* _Written task_
In the listing that follows, count the lines holding the word "angelegt" and report only that number.

* _Stored rows_
** START **
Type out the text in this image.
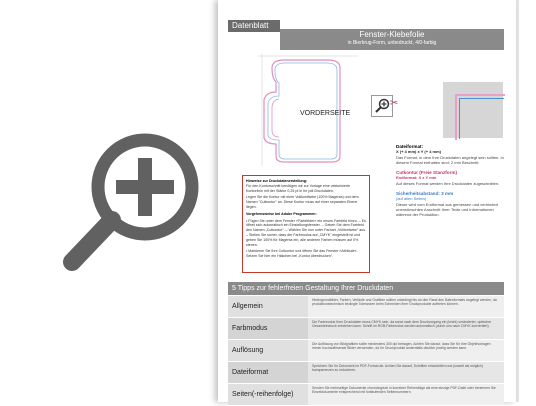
Datenblatt
Fenster-Klebefolie
in Bierkrug-Form, unbedruckt, 4/0-farbig
VORDERSEITE
✂
Hinweise zur Druckdatenerstellung:
Für den Konturschnitt benötigen wir zur Vorlage eine vektorisierte Konturlinie mit der Stärke 0,25 pt in Ihr pdf-Druckdaten.
Legen Sie die Kontur mit einer Vollkontfarbe (100% Magenta) und dem Namen "Cutkontur" an. Diese Kontur muss auf einer separaten Ebene liegen.
Vorgehensweise bei Adobe Programmen:
• Fügen Sie unter dem Fenster »Farbfelder« ein neues Farbfeld hinzu. – Es öffnet sich automatisch ein Einstellungsfenster. – Geben Sie dem Farbfeld den Namen „Cutkontur". – Wählen Sie nun unter Farbart „Volltonfarbe" aus. – Stellen Sie sicher, dass der Farbmodus auf „CMYK" eingestellt ist und geben Sie 100% für Magenta ein, alle anderen Farben müssen auf 0% stehen.
• Markieren Sie Ihre Cutkontur und öffnen Sie das Fenster »Attribute«. Setzen Sie hier ein Häkchen bei „Kontur überdrucken".
Dateiformat:
X (+ 4 mm) x Y (+ 4 mm)
Das Format, in dem Ihre Druckdaten angelegt sein sollten. In diesem Format enthalten sind: 2 mm Beschnitt.
Cutkontur (Freie Stanzform)
Endformat: X x Y mm
Auf dieses Format werden Ihre Druckdaten zugeschnitten.
Sicherheitsabstand: 3 mm
(auf allen Seiten)
Dieser wird vom Endformat aus gemessen und verhindert unerwünschten Anschnitt Ihrer Texte und Informationen während der Produktion.
5 Tipps zur fehlerfreien Gestaltung Ihrer Druckdaten
Allgemein
Hintergrundbilder, Farben, Verläufe und Grafiken sollten unbedingt bis an den Rand des Datenformats angelegt werden, da produktionstechnisch bedingte Toleranzen beim Schneiden Ihrer Druckprodukte auftreten können.
Farbmodus
Die Farbmodus Ihrer Druckdaten muss CMYK sein, da sonst nach dem Druckvorgang ein (leicht) veränderter, optischer Gesamteindruck entstehen kann. Schrift im RGB-Farbmodus werden automatisch (durch uns nach CMYK konvertiert).
Auflösung
Die Auflösung von Bildgrafiken sollte mindestens 300 dpi betragen. Achten Sie darauf, dass Sie für Ihre Objektvorlagen immer hochauflösende Bilder verwenden, da Ihr Druckprodukt andernfalls deutlich pixelig werden kann.
Dateiformat
Speichern Sie Ihr Dokument im PDF-Format ab. Achten Sie darauf, Schriften einzubetten und (soweit als möglich) transparenzen zu reduzieren.
Seiten(-reihenfolge)
Senden Sie mehrseitige Dokumente chronologisch in korrekter Reihenfolge als eine einzige PDF-Datei oder benennen Sie Einzeldokumente entsprechend mit fortlaufenden Seitennummern.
** END **
* _Answer to the problem_
2